EXERCISE TASK: All of the entries need to be written out again, exactly as they are.
----
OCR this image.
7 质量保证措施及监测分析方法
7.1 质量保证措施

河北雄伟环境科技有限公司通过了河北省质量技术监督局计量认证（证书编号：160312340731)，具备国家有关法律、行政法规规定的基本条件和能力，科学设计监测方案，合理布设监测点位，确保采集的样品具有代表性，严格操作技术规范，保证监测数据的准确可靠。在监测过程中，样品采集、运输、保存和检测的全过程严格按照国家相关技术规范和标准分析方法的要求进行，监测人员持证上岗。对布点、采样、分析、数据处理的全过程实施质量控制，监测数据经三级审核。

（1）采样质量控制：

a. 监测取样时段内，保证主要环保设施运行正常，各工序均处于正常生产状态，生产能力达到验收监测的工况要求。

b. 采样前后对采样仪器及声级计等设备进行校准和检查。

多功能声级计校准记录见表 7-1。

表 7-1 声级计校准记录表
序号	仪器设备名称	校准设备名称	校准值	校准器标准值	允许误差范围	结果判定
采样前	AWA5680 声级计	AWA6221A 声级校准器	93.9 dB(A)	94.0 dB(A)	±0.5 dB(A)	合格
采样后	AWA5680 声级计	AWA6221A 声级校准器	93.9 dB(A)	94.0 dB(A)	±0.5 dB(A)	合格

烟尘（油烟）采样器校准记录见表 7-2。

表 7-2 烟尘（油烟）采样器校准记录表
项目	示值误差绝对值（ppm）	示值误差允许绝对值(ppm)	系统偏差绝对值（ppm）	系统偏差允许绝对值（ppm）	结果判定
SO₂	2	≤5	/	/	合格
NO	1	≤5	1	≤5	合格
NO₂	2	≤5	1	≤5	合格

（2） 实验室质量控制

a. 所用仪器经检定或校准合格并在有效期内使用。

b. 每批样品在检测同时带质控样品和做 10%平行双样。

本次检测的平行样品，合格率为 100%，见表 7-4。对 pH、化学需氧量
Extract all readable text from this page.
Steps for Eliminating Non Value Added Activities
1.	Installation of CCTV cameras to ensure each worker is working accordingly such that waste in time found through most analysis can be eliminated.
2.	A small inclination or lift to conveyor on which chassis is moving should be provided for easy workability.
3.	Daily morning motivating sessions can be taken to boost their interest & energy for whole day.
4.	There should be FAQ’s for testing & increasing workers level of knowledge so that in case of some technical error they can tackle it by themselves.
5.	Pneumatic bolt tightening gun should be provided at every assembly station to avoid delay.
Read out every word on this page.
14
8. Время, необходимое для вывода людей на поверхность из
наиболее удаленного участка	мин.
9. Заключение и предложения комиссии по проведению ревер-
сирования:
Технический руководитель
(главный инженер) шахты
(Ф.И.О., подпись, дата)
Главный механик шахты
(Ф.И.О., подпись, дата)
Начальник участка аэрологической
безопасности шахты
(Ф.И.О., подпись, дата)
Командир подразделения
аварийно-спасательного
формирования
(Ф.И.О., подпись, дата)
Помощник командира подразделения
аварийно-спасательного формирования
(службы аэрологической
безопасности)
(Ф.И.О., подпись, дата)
----
EXERCISE ANSWER:
OCR this image.
7 质量保证措施及监测分析方法
7.1 质量保证措施

河北雄伟环境科技有限公司通过了河北省质量技术监督局计量认证（证书编号：160312340731)，具备国家有关法律、行政法规规定的基本条件和能力，科学设计监测方案，合理布设监测点位，确保采集的样品具有代表性，严格操作技术规范，保证监测数据的准确可靠。在监测过程中，样品采集、运输、保存和检测的全过程严格按照国家相关技术规范和标准分析方法的要求进行，监测人员持证上岗。对布点、采样、分析、数据处理的全过程实施质量控制，监测数据经三级审核。

（1）采样质量控制：

a. 监测取样时段内，保证主要环保设施运行正常，各工序均处于正常生产状态，生产能力达到验收监测的工况要求。

b. 采样前后对采样仪器及声级计等设备进行校准和检查。

多功能声级计校准记录见表 7-1。

表 7-1 声级计校准记录表
序号	仪器设备名称	校准设备名称	校准值	校准器标准值	允许误差范围	结果判定
采样前	AWA5680 声级计	AWA6221A 声级校准器	93.9 dB(A)	94.0 dB(A)	±0.5 dB(A)	合格
采样后	AWA5680 声级计	AWA6221A 声级校准器	93.9 dB(A)	94.0 dB(A)	±0.5 dB(A)	合格

烟尘（油烟）采样器校准记录见表 7-2。

表 7-2 烟尘（油烟）采样器校准记录表
项目	示值误差绝对值（ppm）	示值误差允许绝对值(ppm)	系统偏差绝对值（ppm）	系统偏差允许绝对值（ppm）	结果判定
SO₂	2	≤5	/	/	合格
NO	1	≤5	1	≤5	合格
NO₂	2	≤5	1	≤5	合格

（2） 实验室质量控制

a. 所用仪器经检定或校准合格并在有效期内使用。

b. 每批样品在检测同时带质控样品和做 10%平行双样。

本次检测的平行样品，合格率为 100%，见表 7-4。对 pH、化学需氧量
Extract all readable text from this page.
Steps for Eliminating Non Value Added Activities
1.	Installation of CCTV cameras to ensure each worker is working accordingly such that waste in time found through most analysis can be eliminated.
2.	A small inclination or lift to conveyor on which chassis is moving should be provided for easy workability.
3.	Daily morning motivating sessions can be taken to boost their interest & energy for whole day.
4.	There should be FAQ’s for testing & increasing workers level of knowledge so that in case of some technical error they can tackle it by themselves.
5.	Pneumatic bolt tightening gun should be provided at every assembly station to avoid delay.
Read out every word on this page.
14
8. Время, необходимое для вывода людей на поверхность из
наиболее удаленного участка	мин.
9. Заключение и предложения комиссии по проведению ревер-
сирования:
Технический руководитель
(главный инженер) шахты
(Ф.И.О., подпись, дата)
Главный механик шахты
(Ф.И.О., подпись, дата)
Начальник участка аэрологической
безопасности шахты
(Ф.И.О., подпись, дата)
Командир подразделения
аварийно-спасательного
формирования
(Ф.И.О., подпись, дата)
Помощник командира подразделения
аварийно-спасательного формирования
(службы аэрологической
безопасности)
(Ф.И.О., подпись, дата)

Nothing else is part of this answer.